Each line containing the word "color" must be reported.

╭─ Extracted entries

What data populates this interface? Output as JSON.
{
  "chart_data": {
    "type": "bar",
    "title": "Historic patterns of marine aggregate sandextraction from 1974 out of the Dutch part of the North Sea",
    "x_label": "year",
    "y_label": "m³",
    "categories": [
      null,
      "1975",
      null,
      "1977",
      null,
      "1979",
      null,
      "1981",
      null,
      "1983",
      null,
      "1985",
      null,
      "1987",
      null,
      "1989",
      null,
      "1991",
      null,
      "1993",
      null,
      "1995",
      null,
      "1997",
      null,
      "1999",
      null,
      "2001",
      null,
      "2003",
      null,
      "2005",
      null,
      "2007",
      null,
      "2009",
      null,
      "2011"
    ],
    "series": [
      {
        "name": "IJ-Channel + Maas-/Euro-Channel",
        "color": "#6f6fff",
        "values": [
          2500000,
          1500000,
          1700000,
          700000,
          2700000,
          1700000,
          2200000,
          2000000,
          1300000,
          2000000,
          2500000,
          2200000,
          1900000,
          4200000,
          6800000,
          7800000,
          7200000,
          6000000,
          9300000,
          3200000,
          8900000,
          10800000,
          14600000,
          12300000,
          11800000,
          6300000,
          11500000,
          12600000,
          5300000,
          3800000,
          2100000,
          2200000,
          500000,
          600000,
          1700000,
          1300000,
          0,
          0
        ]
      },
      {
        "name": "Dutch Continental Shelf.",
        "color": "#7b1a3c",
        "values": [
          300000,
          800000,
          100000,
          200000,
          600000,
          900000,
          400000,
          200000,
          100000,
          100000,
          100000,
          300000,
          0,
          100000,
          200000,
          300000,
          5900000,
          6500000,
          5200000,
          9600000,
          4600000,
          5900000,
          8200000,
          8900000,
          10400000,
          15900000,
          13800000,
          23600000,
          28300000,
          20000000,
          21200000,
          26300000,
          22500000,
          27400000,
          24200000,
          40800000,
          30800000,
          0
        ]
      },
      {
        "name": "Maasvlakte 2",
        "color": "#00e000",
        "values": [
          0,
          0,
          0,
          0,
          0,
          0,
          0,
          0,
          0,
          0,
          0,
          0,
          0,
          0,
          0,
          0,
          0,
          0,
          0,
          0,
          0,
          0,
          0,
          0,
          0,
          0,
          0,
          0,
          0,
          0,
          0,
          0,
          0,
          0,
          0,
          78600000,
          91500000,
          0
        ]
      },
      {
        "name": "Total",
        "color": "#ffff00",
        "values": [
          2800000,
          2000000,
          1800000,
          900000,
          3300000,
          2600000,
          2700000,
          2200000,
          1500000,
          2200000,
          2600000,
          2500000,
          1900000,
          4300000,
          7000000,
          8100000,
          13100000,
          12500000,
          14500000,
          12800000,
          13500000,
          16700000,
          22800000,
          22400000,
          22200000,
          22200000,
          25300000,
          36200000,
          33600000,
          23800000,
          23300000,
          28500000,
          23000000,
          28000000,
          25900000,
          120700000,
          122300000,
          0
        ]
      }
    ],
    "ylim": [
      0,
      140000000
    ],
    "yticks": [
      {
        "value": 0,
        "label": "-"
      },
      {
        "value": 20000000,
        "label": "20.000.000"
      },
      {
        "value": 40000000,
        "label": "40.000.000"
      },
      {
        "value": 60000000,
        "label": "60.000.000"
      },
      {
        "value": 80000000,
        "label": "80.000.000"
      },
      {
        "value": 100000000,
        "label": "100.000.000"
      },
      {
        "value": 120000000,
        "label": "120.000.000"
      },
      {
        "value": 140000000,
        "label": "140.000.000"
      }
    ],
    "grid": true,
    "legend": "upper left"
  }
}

╰─

Full output:
        "color": "#6f6fff",
        "color": "#7b1a3c",
        "color": "#00e000",
        "color": "#ffff00",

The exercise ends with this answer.